■ **WHAT IS REQUIRED**:
Look through the data below and return each line where "trace" appears.

■ **DATA LISTING**:
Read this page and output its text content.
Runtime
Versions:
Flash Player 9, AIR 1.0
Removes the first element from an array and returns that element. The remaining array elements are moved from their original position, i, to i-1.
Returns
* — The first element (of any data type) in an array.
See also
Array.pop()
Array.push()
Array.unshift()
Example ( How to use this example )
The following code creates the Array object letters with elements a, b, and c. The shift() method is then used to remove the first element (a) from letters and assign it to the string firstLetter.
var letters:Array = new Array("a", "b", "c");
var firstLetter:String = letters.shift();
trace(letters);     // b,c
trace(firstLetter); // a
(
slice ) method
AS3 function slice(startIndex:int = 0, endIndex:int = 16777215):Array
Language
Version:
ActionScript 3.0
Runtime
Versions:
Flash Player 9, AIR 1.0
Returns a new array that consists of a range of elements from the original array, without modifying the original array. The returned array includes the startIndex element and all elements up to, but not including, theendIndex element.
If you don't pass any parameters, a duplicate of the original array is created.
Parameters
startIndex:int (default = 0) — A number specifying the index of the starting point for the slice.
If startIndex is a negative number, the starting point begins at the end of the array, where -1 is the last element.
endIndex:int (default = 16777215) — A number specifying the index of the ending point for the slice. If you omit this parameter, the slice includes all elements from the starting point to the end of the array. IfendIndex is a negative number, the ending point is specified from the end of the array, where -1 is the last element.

■ **THE OUTPUT**:
trace(letters);     // b,c
trace(firstLetter); // a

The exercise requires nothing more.